EXERCISE OBJECTIVE:
Repeat the material exactly, every line of it.

··· STORED RECORDS ···

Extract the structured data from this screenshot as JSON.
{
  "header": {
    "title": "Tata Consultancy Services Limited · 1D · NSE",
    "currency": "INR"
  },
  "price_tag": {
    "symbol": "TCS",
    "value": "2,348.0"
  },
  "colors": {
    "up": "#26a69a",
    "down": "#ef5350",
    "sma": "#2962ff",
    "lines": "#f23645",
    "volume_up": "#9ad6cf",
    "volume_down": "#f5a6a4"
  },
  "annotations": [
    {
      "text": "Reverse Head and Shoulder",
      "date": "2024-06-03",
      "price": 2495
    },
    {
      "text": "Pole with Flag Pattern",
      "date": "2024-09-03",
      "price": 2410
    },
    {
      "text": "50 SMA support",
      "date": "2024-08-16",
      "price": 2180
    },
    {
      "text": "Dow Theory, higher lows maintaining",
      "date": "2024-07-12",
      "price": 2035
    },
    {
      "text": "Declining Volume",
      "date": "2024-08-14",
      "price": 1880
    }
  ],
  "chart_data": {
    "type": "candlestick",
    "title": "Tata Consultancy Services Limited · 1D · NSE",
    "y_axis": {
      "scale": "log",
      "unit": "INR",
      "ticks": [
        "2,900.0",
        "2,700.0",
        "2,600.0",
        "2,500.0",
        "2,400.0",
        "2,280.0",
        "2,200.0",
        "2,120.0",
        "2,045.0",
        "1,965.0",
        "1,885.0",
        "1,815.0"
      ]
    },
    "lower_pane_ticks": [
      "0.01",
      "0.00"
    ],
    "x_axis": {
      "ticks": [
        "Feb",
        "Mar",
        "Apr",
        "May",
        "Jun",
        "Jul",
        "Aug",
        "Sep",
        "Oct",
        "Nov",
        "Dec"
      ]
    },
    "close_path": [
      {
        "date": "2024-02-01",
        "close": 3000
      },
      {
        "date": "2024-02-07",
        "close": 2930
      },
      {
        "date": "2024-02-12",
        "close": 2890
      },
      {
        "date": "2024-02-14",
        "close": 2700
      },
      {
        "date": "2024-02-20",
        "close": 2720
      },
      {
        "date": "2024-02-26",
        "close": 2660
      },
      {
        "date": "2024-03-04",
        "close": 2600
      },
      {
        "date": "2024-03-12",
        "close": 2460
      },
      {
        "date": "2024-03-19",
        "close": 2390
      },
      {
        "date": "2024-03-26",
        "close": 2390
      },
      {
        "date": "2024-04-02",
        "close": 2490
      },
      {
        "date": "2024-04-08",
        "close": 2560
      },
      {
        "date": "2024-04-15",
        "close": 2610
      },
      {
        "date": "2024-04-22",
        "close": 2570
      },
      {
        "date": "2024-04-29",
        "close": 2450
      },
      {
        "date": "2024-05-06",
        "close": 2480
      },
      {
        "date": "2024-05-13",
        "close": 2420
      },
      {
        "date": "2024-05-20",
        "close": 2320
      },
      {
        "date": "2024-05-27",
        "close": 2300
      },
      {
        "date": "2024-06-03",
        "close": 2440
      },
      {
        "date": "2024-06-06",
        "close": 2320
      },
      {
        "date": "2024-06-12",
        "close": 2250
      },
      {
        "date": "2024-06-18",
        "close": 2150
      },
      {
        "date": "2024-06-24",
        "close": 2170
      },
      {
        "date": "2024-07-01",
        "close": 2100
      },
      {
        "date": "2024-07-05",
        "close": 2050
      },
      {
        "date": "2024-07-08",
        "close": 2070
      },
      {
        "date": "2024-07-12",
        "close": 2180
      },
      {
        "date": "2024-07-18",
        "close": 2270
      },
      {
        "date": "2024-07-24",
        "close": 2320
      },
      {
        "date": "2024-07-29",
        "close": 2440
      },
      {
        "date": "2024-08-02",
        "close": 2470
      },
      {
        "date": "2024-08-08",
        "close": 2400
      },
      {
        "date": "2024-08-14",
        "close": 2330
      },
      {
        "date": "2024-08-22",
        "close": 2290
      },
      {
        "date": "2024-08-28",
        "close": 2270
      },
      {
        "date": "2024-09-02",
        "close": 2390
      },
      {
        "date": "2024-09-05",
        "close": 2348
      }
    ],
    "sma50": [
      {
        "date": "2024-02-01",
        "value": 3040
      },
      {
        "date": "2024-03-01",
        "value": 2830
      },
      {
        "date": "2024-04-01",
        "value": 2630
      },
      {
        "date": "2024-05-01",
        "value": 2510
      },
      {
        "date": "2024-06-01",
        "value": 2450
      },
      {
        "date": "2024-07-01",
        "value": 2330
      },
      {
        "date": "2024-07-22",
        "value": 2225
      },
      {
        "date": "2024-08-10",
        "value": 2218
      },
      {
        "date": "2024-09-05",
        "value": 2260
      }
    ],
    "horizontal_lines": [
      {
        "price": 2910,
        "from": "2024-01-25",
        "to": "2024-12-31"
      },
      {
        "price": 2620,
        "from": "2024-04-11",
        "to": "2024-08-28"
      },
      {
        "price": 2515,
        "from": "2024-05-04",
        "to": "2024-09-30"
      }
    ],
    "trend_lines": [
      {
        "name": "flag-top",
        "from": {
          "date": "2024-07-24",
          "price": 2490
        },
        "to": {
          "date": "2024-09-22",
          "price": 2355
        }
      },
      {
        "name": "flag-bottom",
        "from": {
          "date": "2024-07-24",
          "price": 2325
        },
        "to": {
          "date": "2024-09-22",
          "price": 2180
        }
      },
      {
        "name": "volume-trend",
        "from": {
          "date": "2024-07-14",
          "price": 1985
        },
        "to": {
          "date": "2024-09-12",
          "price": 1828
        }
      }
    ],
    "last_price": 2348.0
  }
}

···

ANSWER FOR THIS EXERCISE:
Extract the structured data from this screenshot as JSON.
{
  "header": {
    "title": "Tata Consultancy Services Limited · 1D · NSE",
    "currency": "INR"
  },
  "price_tag": {
    "symbol": "TCS",
    "value": "2,348.0"
  },
  "colors": {
    "up": "#26a69a",
    "down": "#ef5350",
    "sma": "#2962ff",
    "lines": "#f23645",
    "volume_up": "#9ad6cf",
    "volume_down": "#f5a6a4"
  },
  "annotations": [
    {
      "text": "Reverse Head and Shoulder",
      "date": "2024-06-03",
      "price": 2495
    },
    {
      "text": "Pole with Flag Pattern",
      "date": "2024-09-03",
      "price": 2410
    },
    {
      "text": "50 SMA support",
      "date": "2024-08-16",
      "price": 2180
    },
    {
      "text": "Dow Theory, higher lows maintaining",
      "date": "2024-07-12",
      "price": 2035
    },
    {
      "text": "Declining Volume",
      "date": "2024-08-14",
      "price": 1880
    }
  ],
  "chart_data": {
    "type": "candlestick",
    "title": "Tata Consultancy Services Limited · 1D · NSE",
    "y_axis": {
      "scale": "log",
      "unit": "INR",
      "ticks": [
        "2,900.0",
        "2,700.0",
        "2,600.0",
        "2,500.0",
        "2,400.0",
        "2,280.0",
        "2,200.0",
        "2,120.0",
        "2,045.0",
        "1,965.0",
        "1,885.0",
        "1,815.0"
      ]
    },
    "lower_pane_ticks": [
      "0.01",
      "0.00"
    ],
    "x_axis": {
      "ticks": [
        "Feb",
        "Mar",
        "Apr",
        "May",
        "Jun",
        "Jul",
        "Aug",
        "Sep",
        "Oct",
        "Nov",
        "Dec"
      ]
    },
    "close_path": [
      {
        "date": "2024-02-01",
        "close": 3000
      },
      {
        "date": "2024-02-07",
        "close": 2930
      },
      {
        "date": "2024-02-12",
        "close": 2890
      },
      {
        "date": "2024-02-14",
        "close": 2700
      },
      {
        "date": "2024-02-20",
        "close": 2720
      },
      {
        "date": "2024-02-26",
        "close": 2660
      },
      {
        "date": "2024-03-04",
        "close": 2600
      },
      {
        "date": "2024-03-12",
        "close": 2460
      },
      {
        "date": "2024-03-19",
        "close": 2390
      },
      {
        "date": "2024-03-26",
        "close": 2390
      },
      {
        "date": "2024-04-02",
        "close": 2490
      },
      {
        "date": "2024-04-08",
        "close": 2560
      },
      {
        "date": "2024-04-15",
        "close": 2610
      },
      {
        "date": "2024-04-22",
        "close": 2570
      },
      {
        "date": "2024-04-29",
        "close": 2450
      },
      {
        "date": "2024-05-06",
        "close": 2480
      },
      {
        "date": "2024-05-13",
        "close": 2420
      },
      {
        "date": "2024-05-20",
        "close": 2320
      },
      {
        "date": "2024-05-27",
        "close": 2300
      },
      {
        "date": "2024-06-03",
        "close": 2440
      },
      {
        "date": "2024-06-06",
        "close": 2320
      },
      {
        "date": "2024-06-12",
        "close": 2250
      },
      {
        "date": "2024-06-18",
        "close": 2150
      },
      {
        "date": "2024-06-24",
        "close": 2170
      },
      {
        "date": "2024-07-01",
        "close": 2100
      },
      {
        "date": "2024-07-05",
        "close": 2050
      },
      {
        "date": "2024-07-08",
        "close": 2070
      },
      {
        "date": "2024-07-12",
        "close": 2180
      },
      {
        "date": "2024-07-18",
        "close": 2270
      },
      {
        "date": "2024-07-24",
        "close": 2320
      },
      {
        "date": "2024-07-29",
        "close": 2440
      },
      {
        "date": "2024-08-02",
        "close": 2470
      },
      {
        "date": "2024-08-08",
        "close": 2400
      },
      {
        "date": "2024-08-14",
        "close": 2330
      },
      {
        "date": "2024-08-22",
        "close": 2290
      },
      {
        "date": "2024-08-28",
        "close": 2270
      },
      {
        "date": "2024-09-02",
        "close": 2390
      },
      {
        "date": "2024-09-05",
        "close": 2348
      }
    ],
    "sma50": [
      {
        "date": "2024-02-01",
        "value": 3040
      },
      {
        "date": "2024-03-01",
        "value": 2830
      },
      {
        "date": "2024-04-01",
        "value": 2630
      },
      {
        "date": "2024-05-01",
        "value": 2510
      },
      {
        "date": "2024-06-01",
        "value": 2450
      },
      {
        "date": "2024-07-01",
        "value": 2330
      },
      {
        "date": "2024-07-22",
        "value": 2225
      },
      {
        "date": "2024-08-10",
        "value": 2218
      },
      {
        "date": "2024-09-05",
        "value": 2260
      }
    ],
    "horizontal_lines": [
      {
        "price": 2910,
        "from": "2024-01-25",
        "to": "2024-12-31"
      },
      {
        "price": 2620,
        "from": "2024-04-11",
        "to": "2024-08-28"
      },
      {
        "price": 2515,
        "from": "2024-05-04",
        "to": "2024-09-30"
      }
    ],
    "trend_lines": [
      {
        "name": "flag-top",
        "from": {
          "date": "2024-07-24",
          "price": 2490
        },
        "to": {
          "date": "2024-09-22",
          "price": 2355
        }
      },
      {
        "name": "flag-bottom",
        "from": {
          "date": "2024-07-24",
          "price": 2325
        },
        "to": {
          "date": "2024-09-22",
          "price": 2180
        }
      },
      {
        "name": "volume-trend",
        "from": {
          "date": "2024-07-14",
          "price": 1985
        },
        "to": {
          "date": "2024-09-12",
          "price": 1828
        }
      }
    ],
    "last_price": 2348.0
  }
}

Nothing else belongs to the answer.